TASK DESCRIPTION. Scan the listing and work out how many lines contain the word "Zipagang". Nothing but the number should be given.
** begin **
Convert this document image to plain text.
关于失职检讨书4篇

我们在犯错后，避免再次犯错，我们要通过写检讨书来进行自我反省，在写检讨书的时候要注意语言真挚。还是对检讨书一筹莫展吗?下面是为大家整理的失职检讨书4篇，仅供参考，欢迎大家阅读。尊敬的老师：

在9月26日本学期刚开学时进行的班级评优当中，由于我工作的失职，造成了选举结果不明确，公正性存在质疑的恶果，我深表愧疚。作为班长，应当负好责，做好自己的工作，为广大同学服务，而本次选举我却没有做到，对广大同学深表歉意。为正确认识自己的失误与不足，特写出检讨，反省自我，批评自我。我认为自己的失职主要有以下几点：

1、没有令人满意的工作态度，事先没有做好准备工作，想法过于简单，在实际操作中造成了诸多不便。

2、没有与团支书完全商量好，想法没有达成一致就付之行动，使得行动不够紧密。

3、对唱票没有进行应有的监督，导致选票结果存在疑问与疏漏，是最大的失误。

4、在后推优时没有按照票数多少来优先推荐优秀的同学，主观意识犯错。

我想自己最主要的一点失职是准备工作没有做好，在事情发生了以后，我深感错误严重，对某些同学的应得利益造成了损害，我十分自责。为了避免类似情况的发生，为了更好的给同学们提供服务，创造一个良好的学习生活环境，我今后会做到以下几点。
** end **
** begin **
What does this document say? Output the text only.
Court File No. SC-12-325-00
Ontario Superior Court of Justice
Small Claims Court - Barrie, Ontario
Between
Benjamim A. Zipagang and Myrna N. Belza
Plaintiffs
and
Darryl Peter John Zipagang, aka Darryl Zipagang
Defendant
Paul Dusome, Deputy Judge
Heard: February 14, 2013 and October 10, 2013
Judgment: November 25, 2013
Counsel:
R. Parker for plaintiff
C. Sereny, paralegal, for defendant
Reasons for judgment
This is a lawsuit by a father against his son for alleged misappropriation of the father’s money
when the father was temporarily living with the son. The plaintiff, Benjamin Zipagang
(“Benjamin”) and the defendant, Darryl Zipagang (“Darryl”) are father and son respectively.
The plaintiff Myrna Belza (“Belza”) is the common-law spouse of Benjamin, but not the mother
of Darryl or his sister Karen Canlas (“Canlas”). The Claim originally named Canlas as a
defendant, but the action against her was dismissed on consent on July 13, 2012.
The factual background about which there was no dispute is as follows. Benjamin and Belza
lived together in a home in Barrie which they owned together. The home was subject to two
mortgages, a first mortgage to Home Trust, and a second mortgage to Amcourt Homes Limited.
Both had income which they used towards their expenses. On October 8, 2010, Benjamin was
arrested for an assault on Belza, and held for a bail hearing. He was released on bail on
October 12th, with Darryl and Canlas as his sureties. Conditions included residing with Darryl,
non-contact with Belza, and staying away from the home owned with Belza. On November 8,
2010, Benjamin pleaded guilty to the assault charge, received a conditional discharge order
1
** end **
THE ANSWER. 4